## BEGIN

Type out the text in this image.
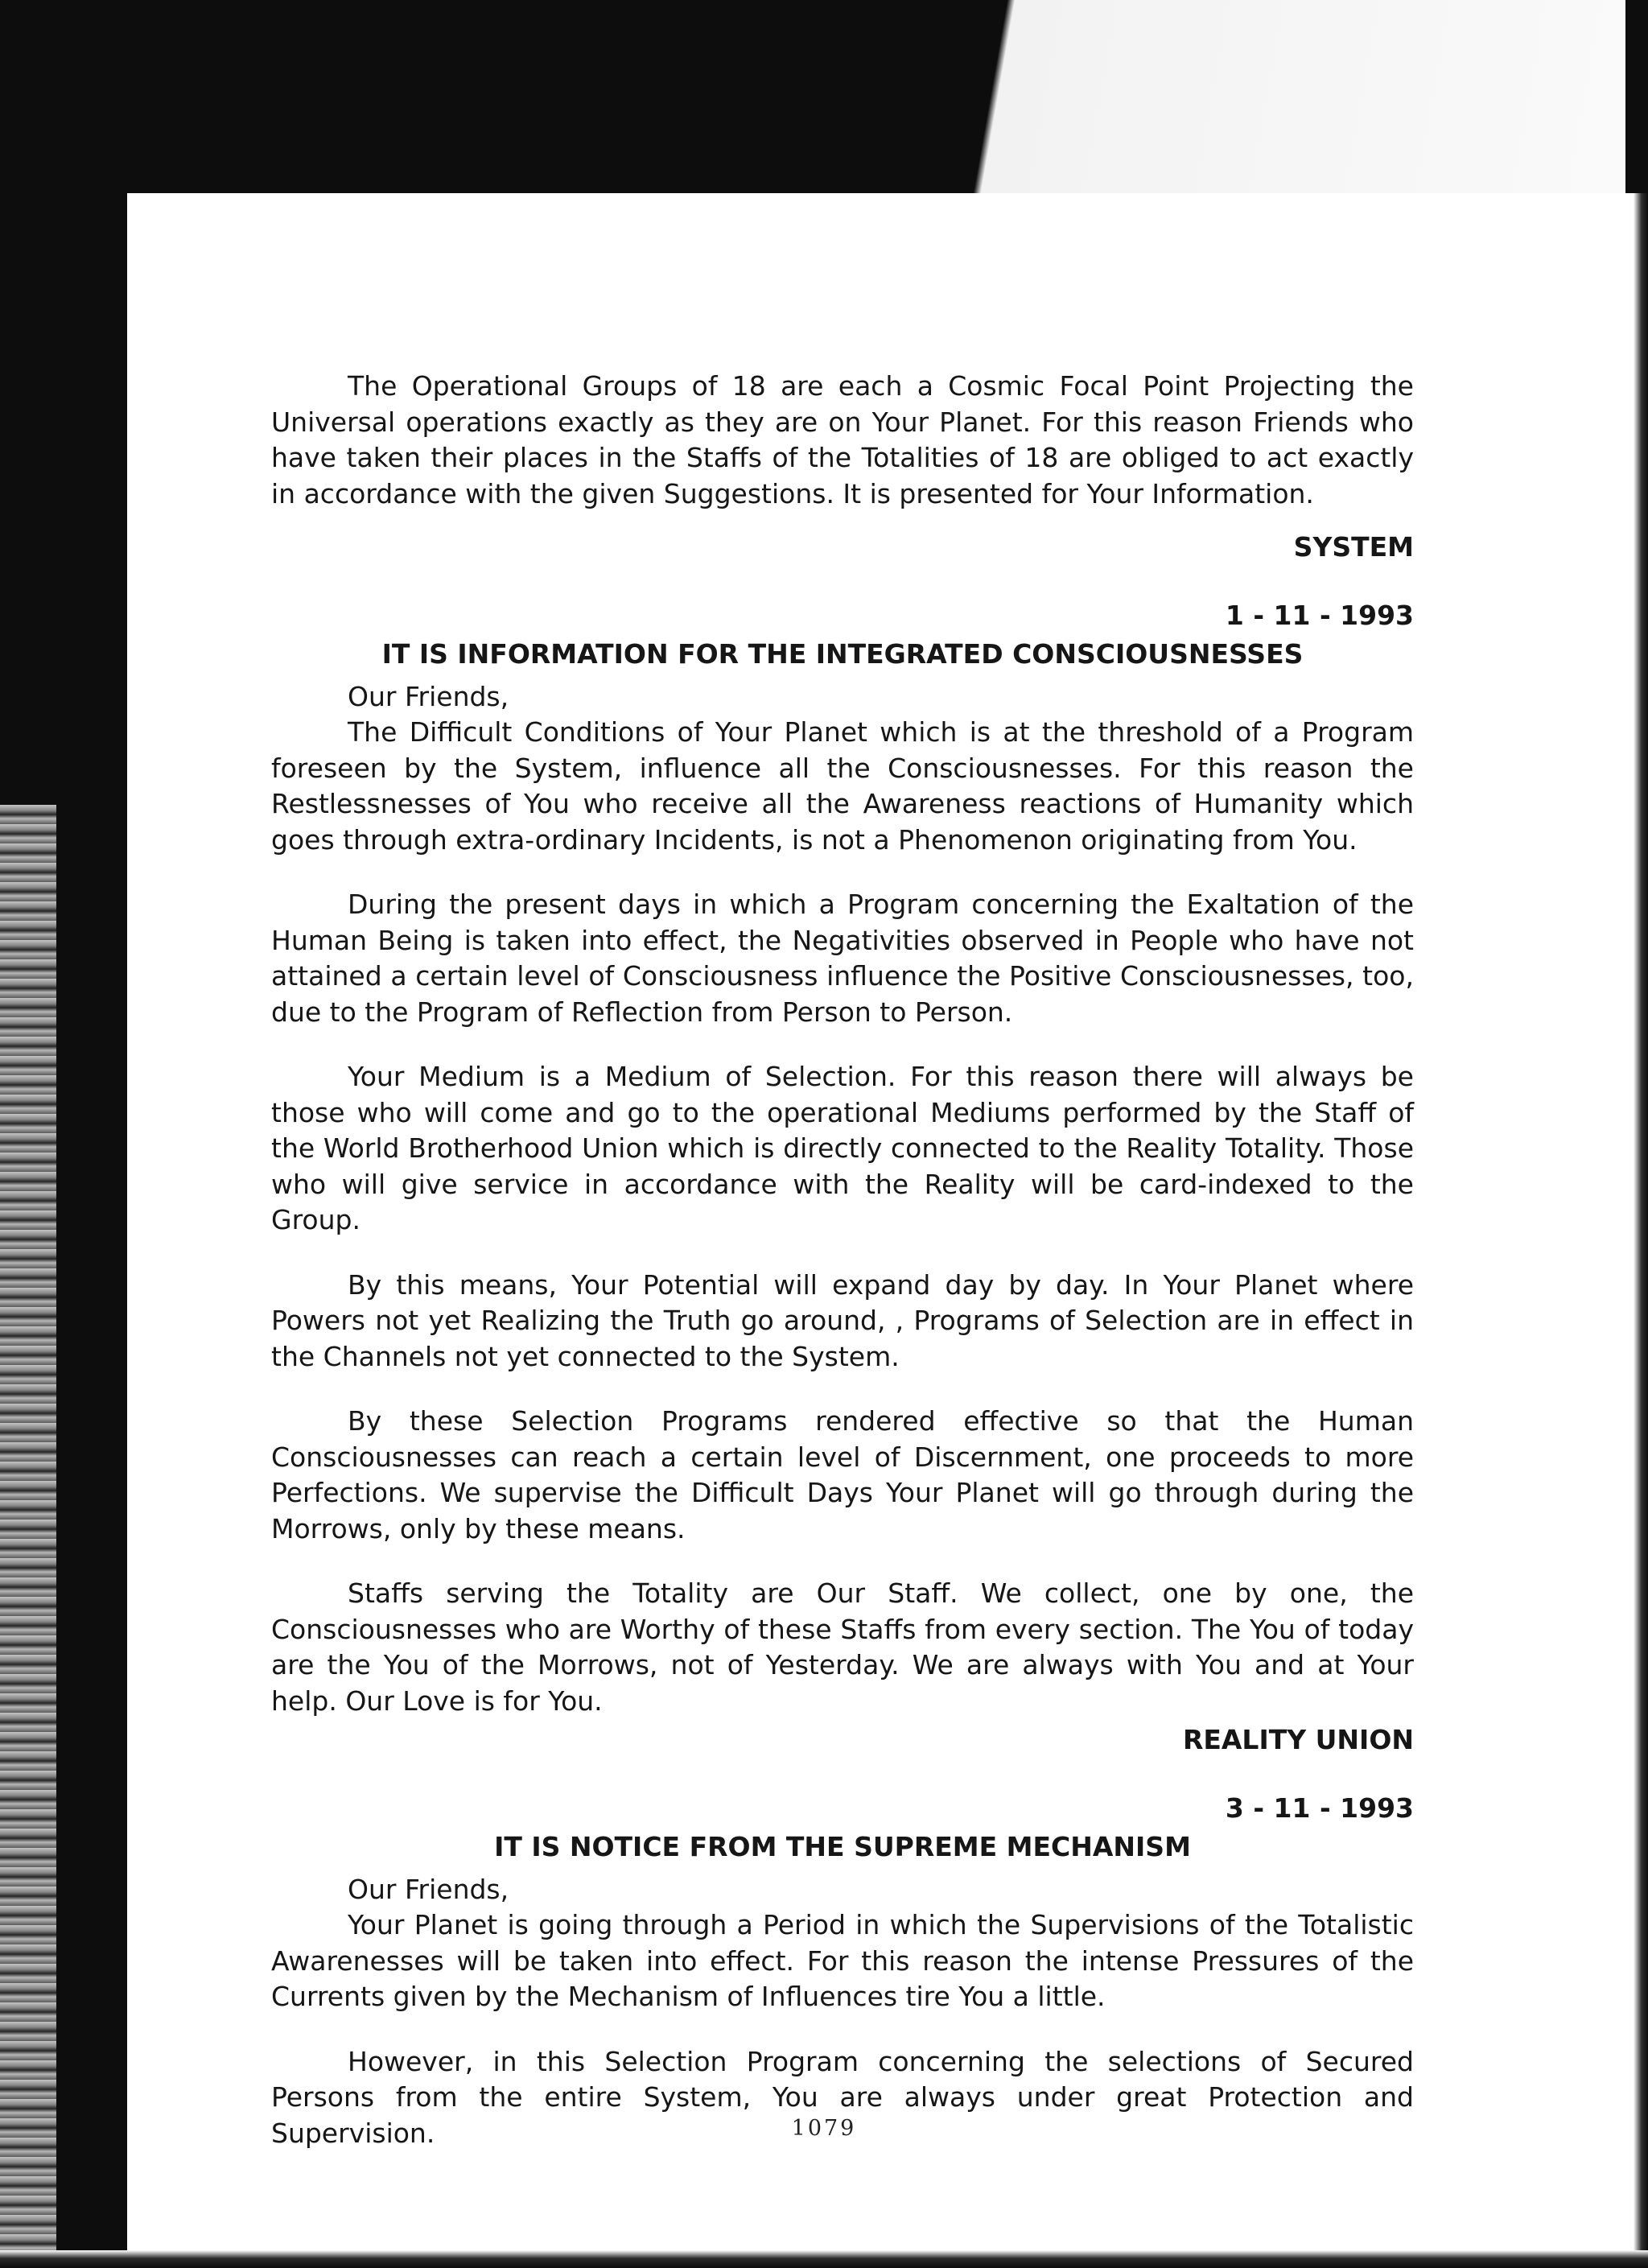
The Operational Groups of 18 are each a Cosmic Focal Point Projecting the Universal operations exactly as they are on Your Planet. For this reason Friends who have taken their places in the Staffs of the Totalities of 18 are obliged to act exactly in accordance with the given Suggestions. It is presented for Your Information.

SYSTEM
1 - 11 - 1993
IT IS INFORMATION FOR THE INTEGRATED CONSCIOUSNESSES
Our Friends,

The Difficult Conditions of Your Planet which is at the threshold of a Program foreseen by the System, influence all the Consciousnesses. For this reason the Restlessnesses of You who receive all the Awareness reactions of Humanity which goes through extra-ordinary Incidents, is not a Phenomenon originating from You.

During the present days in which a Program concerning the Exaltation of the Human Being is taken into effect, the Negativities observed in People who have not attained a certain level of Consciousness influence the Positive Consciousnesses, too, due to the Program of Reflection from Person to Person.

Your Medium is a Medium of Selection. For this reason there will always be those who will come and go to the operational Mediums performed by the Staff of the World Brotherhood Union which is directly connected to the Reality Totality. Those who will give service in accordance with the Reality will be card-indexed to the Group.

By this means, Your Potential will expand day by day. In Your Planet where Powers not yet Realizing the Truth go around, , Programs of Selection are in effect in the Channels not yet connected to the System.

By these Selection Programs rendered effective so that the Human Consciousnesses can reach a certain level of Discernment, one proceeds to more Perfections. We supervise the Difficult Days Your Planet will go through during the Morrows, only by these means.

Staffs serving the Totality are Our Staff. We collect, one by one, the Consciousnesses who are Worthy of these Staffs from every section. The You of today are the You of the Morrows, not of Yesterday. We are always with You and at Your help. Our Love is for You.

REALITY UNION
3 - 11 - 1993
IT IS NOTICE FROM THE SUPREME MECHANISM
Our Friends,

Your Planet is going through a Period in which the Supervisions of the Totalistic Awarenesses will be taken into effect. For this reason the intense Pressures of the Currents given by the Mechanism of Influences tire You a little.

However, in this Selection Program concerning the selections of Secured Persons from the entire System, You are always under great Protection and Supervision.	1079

## END

(WHAT YOU HAVE TO DO) Transcribe the material exactly, keeping every word and none of the pictures.

(THE SOLUTION)
Type out the text in this image.
The Operational Groups of 18 are each a Cosmic Focal Point Projecting the Universal operations exactly as they are on Your Planet. For this reason Friends who have taken their places in the Staffs of the Totalities of 18 are obliged to act exactly in accordance with the given Suggestions. It is presented for Your Information.

SYSTEM
1 - 11 - 1993
IT IS INFORMATION FOR THE INTEGRATED CONSCIOUSNESSES
Our Friends,

The Difficult Conditions of Your Planet which is at the threshold of a Program foreseen by the System, influence all the Consciousnesses. For this reason the Restlessnesses of You who receive all the Awareness reactions of Humanity which goes through extra-ordinary Incidents, is not a Phenomenon originating from You.

During the present days in which a Program concerning the Exaltation of the Human Being is taken into effect, the Negativities observed in People who have not attained a certain level of Consciousness influence the Positive Consciousnesses, too, due to the Program of Reflection from Person to Person.

Your Medium is a Medium of Selection. For this reason there will always be those who will come and go to the operational Mediums performed by the Staff of the World Brotherhood Union which is directly connected to the Reality Totality. Those who will give service in accordance with the Reality will be card-indexed to the Group.

By this means, Your Potential will expand day by day. In Your Planet where Powers not yet Realizing the Truth go around, , Programs of Selection are in effect in the Channels not yet connected to the System.

By these Selection Programs rendered effective so that the Human Consciousnesses can reach a certain level of Discernment, one proceeds to more Perfections. We supervise the Difficult Days Your Planet will go through during the Morrows, only by these means.

Staffs serving the Totality are Our Staff. We collect, one by one, the Consciousnesses who are Worthy of these Staffs from every section. The You of today are the You of the Morrows, not of Yesterday. We are always with You and at Your help. Our Love is for You.

REALITY UNION
3 - 11 - 1993
IT IS NOTICE FROM THE SUPREME MECHANISM
Our Friends,

Your Planet is going through a Period in which the Supervisions of the Totalistic Awarenesses will be taken into effect. For this reason the intense Pressures of the Currents given by the Mechanism of Influences tire You a little.

However, in this Selection Program concerning the selections of Secured Persons from the entire System, You are always under great Protection and Supervision.	1079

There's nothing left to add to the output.